(Entries taken from a collection)
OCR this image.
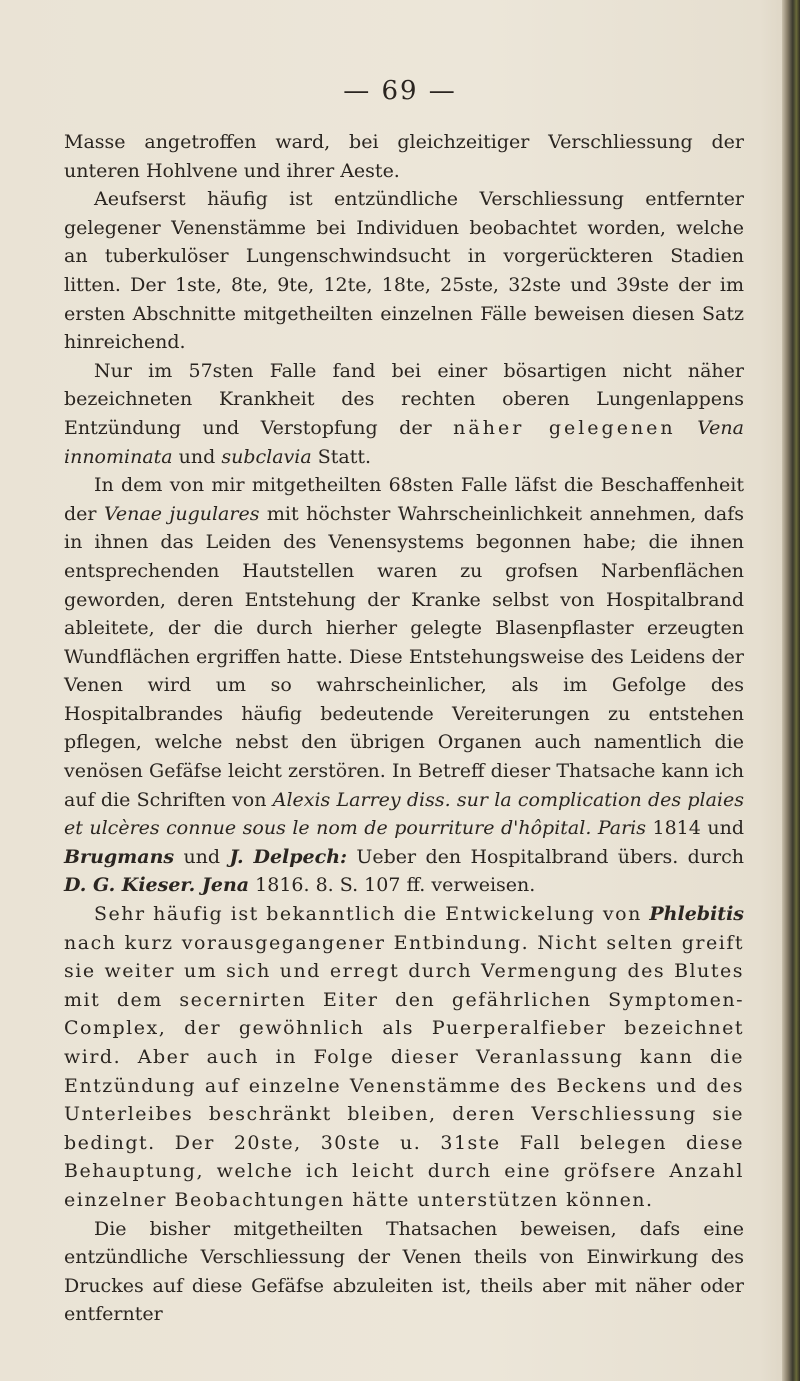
— 69 —

Masse angetroffen ward, bei gleichzeitiger Verschliessung der unteren Hohlvene und ihrer Aeste.

Aeufserst häufig ist entzündliche Verschliessung entfernter gelegener Venenstämme bei Individuen beobachtet worden, welche an tuberkulöser Lungenschwindsucht in vorgerückteren Stadien litten. Der 1ste, 8te, 9te, 12te, 18te, 25ste, 32ste und 39ste der im ersten Abschnitte mitgetheilten einzelnen Fälle beweisen diesen Satz hinreichend.

Nur im 57sten Falle fand bei einer bösartigen nicht näher bezeichneten Krankheit des rechten oberen Lungenlappens Entzündung und Verstopfung der näher gelegenen Vena innominata und subclavia Statt.

In dem von mir mitgetheilten 68sten Falle läfst die Beschaffenheit der Venae jugulares mit höchster Wahrscheinlichkeit annehmen, dafs in ihnen das Leiden des Venensystems begonnen habe; die ihnen entsprechenden Hautstellen waren zu grofsen Narbenflächen geworden, deren Entstehung der Kranke selbst von Hospitalbrand ableitete, der die durch hierher gelegte Blasenpflaster erzeugten Wundflächen ergriffen hatte. Diese Entstehungsweise des Leidens der Venen wird um so wahrscheinlicher, als im Gefolge des Hospitalbrandes häufig bedeutende Vereiterungen zu entstehen pflegen, welche nebst den übrigen Organen auch namentlich die venösen Gefäfse leicht zerstören. In Betreff dieser Thatsache kann ich auf die Schriften von Alexis Larrey diss. sur la complication des plaies et ulcères connue sous le nom de pourriture d'hôpital. Paris 1814 und Brugmans und J. Delpech: Ueber den Hospitalbrand übers. durch D. G. Kieser. Jena 1816. 8. S. 107 ff. verweisen.

Sehr häufig ist bekanntlich die Entwickelung von Phlebitis nach kurz vorausgegangener Entbindung. Nicht selten greift sie weiter um sich und erregt durch Vermengung des Blutes mit dem secernirten Eiter den gefährlichen Symptomen-Complex, der gewöhnlich als Puerperalfieber bezeichnet wird. Aber auch in Folge dieser Veranlassung kann die Entzündung auf einzelne Venenstämme des Beckens und des Unterleibes beschränkt bleiben, deren Verschliessung sie bedingt. Der 20ste, 30ste u. 31ste Fall belegen diese Behauptung, welche ich leicht durch eine gröfsere Anzahl einzelner Beobachtungen hätte unterstützen können.

Die bisher mitgetheilten Thatsachen beweisen, dafs eine entzündliche Verschliessung der Venen theils von Einwirkung des Druckes auf diese Gefäfse abzuleiten ist, theils aber mit näher oder entfernter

Work to do —
Quote the material exactly. Pictures stay out.

Answer to the task —
OCR this image.
— 69 —

Masse angetroffen ward, bei gleichzeitiger Verschliessung der unteren Hohlvene und ihrer Aeste.

Aeufserst häufig ist entzündliche Verschliessung entfernter gelegener Venenstämme bei Individuen beobachtet worden, welche an tuberkulöser Lungenschwindsucht in vorgerückteren Stadien litten. Der 1ste, 8te, 9te, 12te, 18te, 25ste, 32ste und 39ste der im ersten Abschnitte mitgetheilten einzelnen Fälle beweisen diesen Satz hinreichend.

Nur im 57sten Falle fand bei einer bösartigen nicht näher bezeichneten Krankheit des rechten oberen Lungenlappens Entzündung und Verstopfung der näher gelegenen Vena innominata und subclavia Statt.

In dem von mir mitgetheilten 68sten Falle läfst die Beschaffenheit der Venae jugulares mit höchster Wahrscheinlichkeit annehmen, dafs in ihnen das Leiden des Venensystems begonnen habe; die ihnen entsprechenden Hautstellen waren zu grofsen Narbenflächen geworden, deren Entstehung der Kranke selbst von Hospitalbrand ableitete, der die durch hierher gelegte Blasenpflaster erzeugten Wundflächen ergriffen hatte. Diese Entstehungsweise des Leidens der Venen wird um so wahrscheinlicher, als im Gefolge des Hospitalbrandes häufig bedeutende Vereiterungen zu entstehen pflegen, welche nebst den übrigen Organen auch namentlich die venösen Gefäfse leicht zerstören. In Betreff dieser Thatsache kann ich auf die Schriften von Alexis Larrey diss. sur la complication des plaies et ulcères connue sous le nom de pourriture d'hôpital. Paris 1814 und Brugmans und J. Delpech: Ueber den Hospitalbrand übers. durch D. G. Kieser. Jena 1816. 8. S. 107 ff. verweisen.

Sehr häufig ist bekanntlich die Entwickelung von Phlebitis nach kurz vorausgegangener Entbindung. Nicht selten greift sie weiter um sich und erregt durch Vermengung des Blutes mit dem secernirten Eiter den gefährlichen Symptomen-Complex, der gewöhnlich als Puerperalfieber bezeichnet wird. Aber auch in Folge dieser Veranlassung kann die Entzündung auf einzelne Venenstämme des Beckens und des Unterleibes beschränkt bleiben, deren Verschliessung sie bedingt. Der 20ste, 30ste u. 31ste Fall belegen diese Behauptung, welche ich leicht durch eine gröfsere Anzahl einzelner Beobachtungen hätte unterstützen können.

Die bisher mitgetheilten Thatsachen beweisen, dafs eine entzündliche Verschliessung der Venen theils von Einwirkung des Druckes auf diese Gefäfse abzuleiten ist, theils aber mit näher oder entfernter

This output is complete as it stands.